--- EXERCISE AIM ---
Go through the entries and count the lines with the string "this" in them. Give only that number.

Begin

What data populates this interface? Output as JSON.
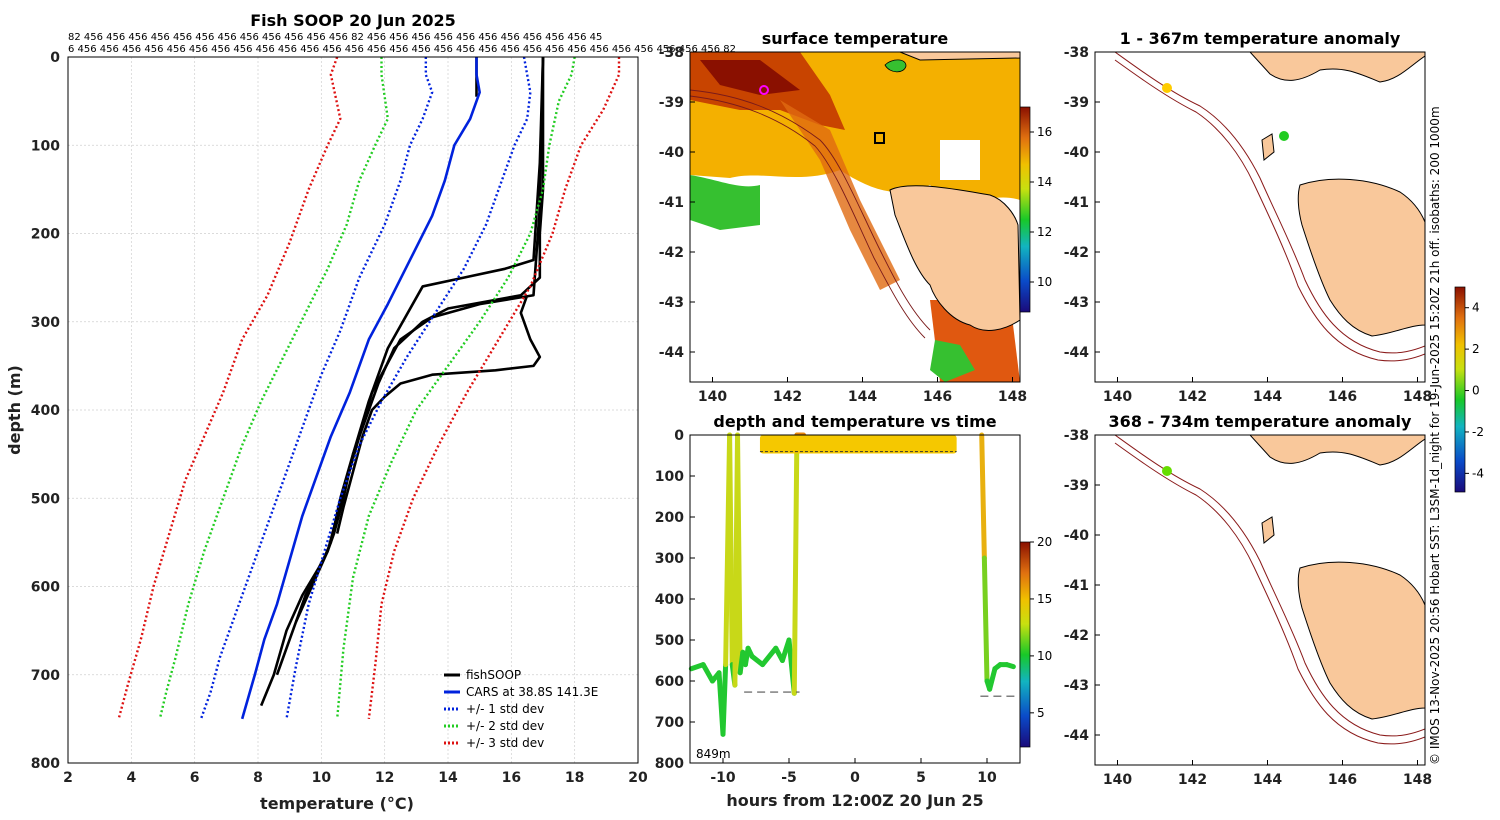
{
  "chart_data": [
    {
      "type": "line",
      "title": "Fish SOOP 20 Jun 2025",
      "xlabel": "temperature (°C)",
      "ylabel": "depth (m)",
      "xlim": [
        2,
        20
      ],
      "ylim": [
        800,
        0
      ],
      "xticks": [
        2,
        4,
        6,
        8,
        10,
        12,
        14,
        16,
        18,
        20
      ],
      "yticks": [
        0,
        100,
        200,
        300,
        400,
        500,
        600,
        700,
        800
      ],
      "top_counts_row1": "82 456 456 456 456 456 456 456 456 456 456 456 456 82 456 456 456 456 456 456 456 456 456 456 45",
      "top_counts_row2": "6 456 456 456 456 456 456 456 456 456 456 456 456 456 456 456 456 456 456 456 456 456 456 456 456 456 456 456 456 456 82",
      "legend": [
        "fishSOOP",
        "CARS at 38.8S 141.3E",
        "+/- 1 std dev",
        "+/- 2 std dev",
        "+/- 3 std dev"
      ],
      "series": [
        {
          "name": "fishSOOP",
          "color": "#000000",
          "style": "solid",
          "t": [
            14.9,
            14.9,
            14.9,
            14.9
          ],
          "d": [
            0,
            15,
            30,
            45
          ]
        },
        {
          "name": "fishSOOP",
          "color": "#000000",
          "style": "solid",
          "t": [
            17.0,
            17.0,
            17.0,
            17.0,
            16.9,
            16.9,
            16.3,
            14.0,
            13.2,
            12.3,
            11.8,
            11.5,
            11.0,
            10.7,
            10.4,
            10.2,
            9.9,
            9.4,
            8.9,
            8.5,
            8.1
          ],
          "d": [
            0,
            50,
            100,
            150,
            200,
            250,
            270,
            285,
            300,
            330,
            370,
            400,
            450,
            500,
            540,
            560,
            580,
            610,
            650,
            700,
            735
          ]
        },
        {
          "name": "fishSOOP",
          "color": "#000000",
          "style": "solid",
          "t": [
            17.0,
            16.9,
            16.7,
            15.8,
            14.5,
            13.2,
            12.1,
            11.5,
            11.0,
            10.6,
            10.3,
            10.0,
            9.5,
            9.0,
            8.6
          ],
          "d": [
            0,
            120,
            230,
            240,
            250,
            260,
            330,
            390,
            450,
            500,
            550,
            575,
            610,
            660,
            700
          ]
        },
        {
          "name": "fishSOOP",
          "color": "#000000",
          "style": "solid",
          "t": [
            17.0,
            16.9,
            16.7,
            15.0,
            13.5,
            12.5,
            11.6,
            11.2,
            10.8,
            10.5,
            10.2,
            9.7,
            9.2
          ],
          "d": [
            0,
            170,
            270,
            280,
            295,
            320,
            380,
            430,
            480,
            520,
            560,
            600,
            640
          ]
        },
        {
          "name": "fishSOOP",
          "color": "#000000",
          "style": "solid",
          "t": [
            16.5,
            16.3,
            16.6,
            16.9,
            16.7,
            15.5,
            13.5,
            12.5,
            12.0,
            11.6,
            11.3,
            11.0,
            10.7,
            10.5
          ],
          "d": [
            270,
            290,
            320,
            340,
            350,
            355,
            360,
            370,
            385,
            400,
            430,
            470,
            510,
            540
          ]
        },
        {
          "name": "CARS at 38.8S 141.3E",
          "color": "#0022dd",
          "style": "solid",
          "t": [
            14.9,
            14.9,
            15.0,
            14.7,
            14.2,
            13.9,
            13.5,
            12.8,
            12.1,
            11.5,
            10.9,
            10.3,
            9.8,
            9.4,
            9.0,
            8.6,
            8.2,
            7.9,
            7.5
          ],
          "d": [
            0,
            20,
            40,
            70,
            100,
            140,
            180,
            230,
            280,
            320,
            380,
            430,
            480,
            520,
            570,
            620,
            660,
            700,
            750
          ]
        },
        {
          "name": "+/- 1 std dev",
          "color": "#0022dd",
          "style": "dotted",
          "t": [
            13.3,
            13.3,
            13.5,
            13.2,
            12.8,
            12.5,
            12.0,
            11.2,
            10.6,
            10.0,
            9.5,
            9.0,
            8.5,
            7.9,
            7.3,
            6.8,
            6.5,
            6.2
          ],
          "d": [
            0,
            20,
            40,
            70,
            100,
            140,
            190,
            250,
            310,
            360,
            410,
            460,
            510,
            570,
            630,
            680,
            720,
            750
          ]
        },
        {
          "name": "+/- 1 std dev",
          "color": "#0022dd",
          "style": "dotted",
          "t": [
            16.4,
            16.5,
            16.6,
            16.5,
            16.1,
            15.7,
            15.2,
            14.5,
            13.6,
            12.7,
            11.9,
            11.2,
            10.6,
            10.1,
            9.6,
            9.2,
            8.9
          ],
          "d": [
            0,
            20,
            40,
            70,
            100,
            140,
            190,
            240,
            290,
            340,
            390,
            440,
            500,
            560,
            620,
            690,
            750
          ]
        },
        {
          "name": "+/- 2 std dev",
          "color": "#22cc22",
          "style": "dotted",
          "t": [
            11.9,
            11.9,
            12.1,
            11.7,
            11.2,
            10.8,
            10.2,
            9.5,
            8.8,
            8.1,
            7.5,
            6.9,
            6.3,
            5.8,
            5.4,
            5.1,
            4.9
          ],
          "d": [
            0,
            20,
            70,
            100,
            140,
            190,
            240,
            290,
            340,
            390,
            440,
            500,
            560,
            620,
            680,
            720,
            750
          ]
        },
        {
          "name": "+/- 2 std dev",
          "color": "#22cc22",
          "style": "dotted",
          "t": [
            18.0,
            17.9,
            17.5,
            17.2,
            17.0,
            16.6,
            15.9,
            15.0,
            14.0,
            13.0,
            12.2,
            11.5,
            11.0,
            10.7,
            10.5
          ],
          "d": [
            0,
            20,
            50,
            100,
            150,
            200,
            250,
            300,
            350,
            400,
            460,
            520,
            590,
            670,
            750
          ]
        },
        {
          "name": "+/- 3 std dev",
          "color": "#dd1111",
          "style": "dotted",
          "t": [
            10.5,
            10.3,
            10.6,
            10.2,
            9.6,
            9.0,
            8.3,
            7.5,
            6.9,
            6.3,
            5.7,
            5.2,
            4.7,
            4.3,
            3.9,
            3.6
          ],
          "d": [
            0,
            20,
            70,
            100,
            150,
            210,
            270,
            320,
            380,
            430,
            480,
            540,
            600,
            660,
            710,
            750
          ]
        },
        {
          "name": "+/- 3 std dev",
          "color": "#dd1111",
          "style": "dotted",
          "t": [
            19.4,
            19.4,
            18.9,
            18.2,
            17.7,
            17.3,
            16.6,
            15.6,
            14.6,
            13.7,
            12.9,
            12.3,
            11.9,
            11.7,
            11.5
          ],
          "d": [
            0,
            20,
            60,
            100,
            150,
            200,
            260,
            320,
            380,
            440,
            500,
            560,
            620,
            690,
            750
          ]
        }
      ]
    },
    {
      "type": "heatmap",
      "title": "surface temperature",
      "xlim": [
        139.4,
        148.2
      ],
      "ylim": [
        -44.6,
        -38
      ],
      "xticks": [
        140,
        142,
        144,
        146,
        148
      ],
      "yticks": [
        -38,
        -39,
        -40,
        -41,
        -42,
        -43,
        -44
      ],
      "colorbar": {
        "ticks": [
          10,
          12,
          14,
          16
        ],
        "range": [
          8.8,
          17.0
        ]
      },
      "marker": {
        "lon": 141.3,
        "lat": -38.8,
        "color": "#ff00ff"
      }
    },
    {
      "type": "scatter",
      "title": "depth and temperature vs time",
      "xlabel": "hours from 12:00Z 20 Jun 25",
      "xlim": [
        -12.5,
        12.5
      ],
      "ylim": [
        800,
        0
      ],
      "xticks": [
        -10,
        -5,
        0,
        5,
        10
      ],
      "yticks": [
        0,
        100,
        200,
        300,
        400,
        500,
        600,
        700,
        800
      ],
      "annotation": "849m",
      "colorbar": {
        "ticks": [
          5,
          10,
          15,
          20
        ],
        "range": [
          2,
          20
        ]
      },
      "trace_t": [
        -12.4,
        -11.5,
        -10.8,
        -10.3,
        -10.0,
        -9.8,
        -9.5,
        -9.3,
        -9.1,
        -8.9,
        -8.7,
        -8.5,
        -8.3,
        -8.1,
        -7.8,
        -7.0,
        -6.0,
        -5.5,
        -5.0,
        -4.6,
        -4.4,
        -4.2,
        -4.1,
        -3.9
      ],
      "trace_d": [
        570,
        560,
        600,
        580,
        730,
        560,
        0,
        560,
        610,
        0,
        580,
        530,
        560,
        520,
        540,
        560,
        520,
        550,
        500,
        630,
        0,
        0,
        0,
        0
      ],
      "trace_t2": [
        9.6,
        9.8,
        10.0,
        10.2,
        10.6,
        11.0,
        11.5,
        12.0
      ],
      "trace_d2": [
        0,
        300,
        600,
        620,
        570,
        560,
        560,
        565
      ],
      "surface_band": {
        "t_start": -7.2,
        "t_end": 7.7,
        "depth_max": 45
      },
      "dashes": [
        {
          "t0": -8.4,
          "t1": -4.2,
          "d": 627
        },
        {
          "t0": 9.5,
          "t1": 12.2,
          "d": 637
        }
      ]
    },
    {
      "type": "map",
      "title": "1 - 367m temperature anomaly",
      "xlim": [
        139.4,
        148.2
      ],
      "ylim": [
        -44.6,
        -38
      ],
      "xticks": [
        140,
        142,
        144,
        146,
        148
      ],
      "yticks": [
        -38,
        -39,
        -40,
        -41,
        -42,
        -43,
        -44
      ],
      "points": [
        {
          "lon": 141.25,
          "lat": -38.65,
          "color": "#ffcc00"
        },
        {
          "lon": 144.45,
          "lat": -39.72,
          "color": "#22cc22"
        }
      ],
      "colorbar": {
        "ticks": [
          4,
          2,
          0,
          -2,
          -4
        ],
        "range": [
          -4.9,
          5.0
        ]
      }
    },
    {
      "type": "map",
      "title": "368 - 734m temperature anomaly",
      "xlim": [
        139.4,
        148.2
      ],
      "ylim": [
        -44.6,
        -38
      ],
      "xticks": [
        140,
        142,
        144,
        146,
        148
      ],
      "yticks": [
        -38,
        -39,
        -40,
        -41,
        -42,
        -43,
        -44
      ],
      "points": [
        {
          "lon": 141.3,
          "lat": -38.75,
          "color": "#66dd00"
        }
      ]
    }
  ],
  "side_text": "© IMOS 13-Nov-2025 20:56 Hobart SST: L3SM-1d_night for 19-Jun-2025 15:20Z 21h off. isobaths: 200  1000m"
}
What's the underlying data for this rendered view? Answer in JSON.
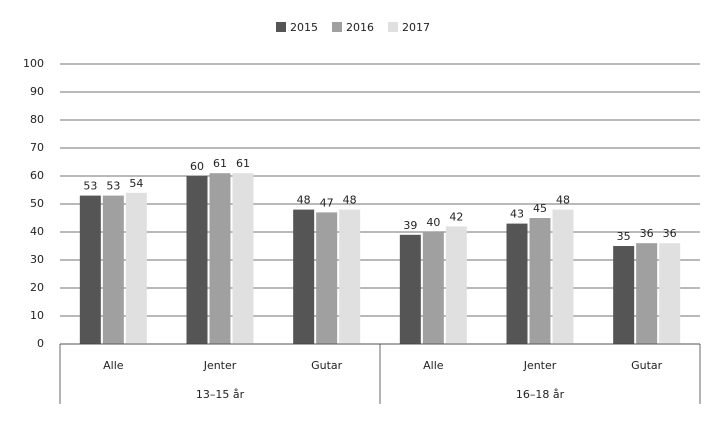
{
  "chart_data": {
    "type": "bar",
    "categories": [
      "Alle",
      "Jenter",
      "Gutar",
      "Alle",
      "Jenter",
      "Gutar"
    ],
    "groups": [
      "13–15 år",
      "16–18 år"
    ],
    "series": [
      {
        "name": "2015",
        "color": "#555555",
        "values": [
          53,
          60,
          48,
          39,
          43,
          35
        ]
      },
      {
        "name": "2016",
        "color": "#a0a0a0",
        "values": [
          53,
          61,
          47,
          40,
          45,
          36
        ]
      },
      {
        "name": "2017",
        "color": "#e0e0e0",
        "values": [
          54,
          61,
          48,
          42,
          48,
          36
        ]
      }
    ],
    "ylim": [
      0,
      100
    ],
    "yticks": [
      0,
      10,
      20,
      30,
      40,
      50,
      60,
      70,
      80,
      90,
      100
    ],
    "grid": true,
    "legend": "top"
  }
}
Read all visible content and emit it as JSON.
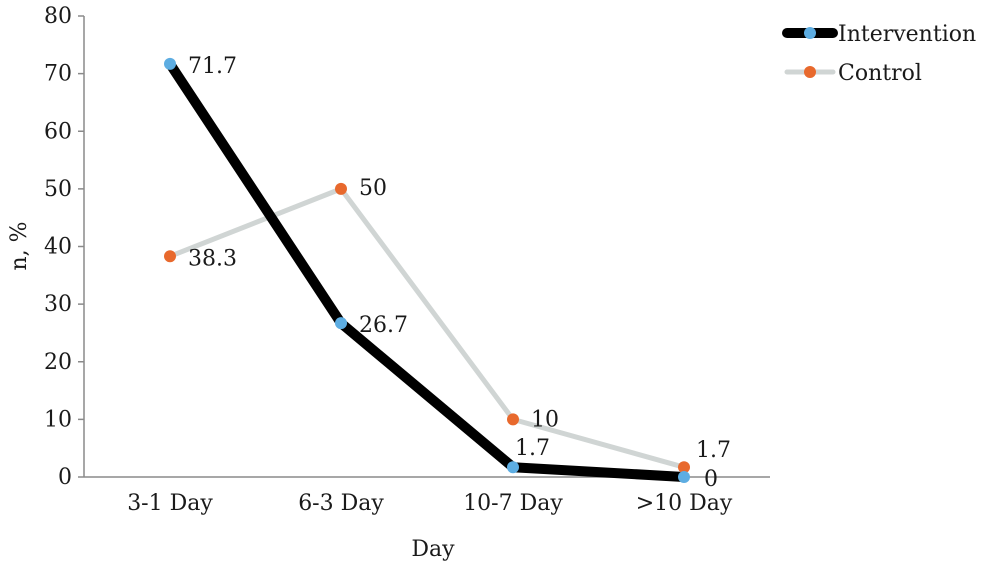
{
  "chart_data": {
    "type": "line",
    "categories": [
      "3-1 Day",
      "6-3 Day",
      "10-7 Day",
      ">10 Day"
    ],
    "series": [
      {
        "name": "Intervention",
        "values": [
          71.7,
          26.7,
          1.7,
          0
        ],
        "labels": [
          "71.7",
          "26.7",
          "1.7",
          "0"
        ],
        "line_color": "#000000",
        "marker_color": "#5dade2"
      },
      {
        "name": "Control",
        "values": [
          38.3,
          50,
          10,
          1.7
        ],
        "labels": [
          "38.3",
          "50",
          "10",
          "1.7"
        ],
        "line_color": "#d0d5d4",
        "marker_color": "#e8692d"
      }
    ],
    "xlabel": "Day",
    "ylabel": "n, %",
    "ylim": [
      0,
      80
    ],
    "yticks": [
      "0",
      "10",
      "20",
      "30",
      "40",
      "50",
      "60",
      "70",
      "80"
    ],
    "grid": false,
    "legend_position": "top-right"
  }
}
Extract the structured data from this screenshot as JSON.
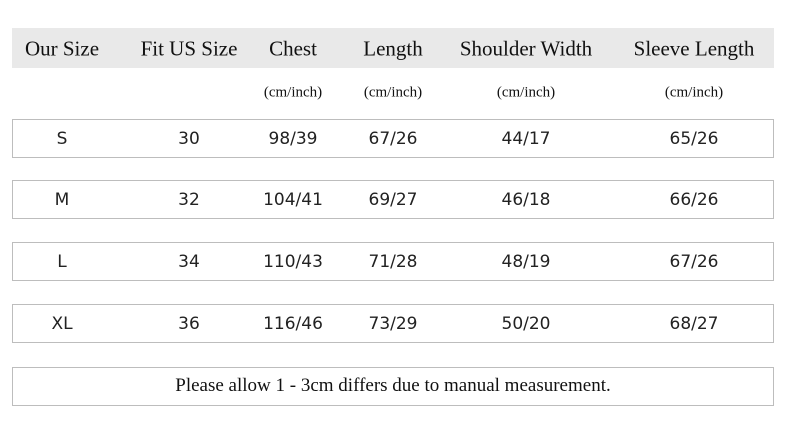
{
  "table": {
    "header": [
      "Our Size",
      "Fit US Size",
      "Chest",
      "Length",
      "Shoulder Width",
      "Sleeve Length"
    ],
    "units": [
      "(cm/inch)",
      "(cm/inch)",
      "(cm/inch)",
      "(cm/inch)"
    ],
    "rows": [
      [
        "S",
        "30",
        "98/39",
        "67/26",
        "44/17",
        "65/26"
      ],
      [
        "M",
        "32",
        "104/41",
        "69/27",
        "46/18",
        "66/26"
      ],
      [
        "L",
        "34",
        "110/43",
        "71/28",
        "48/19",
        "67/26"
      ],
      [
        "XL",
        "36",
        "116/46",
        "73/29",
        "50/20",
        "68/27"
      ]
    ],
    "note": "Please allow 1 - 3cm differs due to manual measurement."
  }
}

End

--- TASK SOLUTION ---
3